» **TASK REQUIREMENTS**: Please pull out every line that includes the string "PlayID".

+++ INFORMATION SHOWN

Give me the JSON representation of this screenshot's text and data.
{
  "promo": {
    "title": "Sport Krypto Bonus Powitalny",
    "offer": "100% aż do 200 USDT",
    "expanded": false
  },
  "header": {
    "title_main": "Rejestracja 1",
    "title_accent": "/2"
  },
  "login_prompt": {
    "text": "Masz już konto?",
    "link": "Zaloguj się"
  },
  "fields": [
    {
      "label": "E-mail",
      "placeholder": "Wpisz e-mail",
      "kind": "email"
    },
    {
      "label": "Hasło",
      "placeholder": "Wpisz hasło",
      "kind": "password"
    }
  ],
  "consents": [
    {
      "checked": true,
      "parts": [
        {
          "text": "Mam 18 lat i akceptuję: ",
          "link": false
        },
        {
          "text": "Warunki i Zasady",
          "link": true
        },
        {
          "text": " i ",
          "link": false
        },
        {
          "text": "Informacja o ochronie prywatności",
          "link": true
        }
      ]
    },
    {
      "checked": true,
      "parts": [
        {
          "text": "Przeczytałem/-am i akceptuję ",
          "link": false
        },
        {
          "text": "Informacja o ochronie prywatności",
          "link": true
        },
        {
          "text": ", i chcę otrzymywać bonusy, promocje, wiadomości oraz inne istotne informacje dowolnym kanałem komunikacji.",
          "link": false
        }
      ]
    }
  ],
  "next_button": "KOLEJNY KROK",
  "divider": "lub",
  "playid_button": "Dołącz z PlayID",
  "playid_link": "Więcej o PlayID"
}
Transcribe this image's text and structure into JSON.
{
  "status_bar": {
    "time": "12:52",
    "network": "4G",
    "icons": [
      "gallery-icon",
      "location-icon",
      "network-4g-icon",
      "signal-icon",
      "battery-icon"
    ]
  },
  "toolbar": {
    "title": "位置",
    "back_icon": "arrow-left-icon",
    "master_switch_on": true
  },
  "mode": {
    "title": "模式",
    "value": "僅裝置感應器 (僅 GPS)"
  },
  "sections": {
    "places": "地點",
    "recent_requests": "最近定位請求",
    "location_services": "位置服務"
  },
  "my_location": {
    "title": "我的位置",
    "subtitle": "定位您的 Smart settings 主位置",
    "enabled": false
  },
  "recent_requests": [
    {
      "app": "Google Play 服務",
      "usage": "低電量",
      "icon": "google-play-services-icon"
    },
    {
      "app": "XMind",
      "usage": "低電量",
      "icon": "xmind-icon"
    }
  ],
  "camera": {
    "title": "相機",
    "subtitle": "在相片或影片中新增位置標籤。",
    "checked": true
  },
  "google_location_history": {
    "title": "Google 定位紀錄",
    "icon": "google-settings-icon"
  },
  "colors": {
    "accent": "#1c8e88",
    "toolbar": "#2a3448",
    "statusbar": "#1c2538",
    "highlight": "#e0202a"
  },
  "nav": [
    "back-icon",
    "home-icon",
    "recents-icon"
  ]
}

++++++

» **FINISHED ANSWER**:
  "playid_button": "Dołącz z PlayID",
  "playid_link": "Więcej o PlayID"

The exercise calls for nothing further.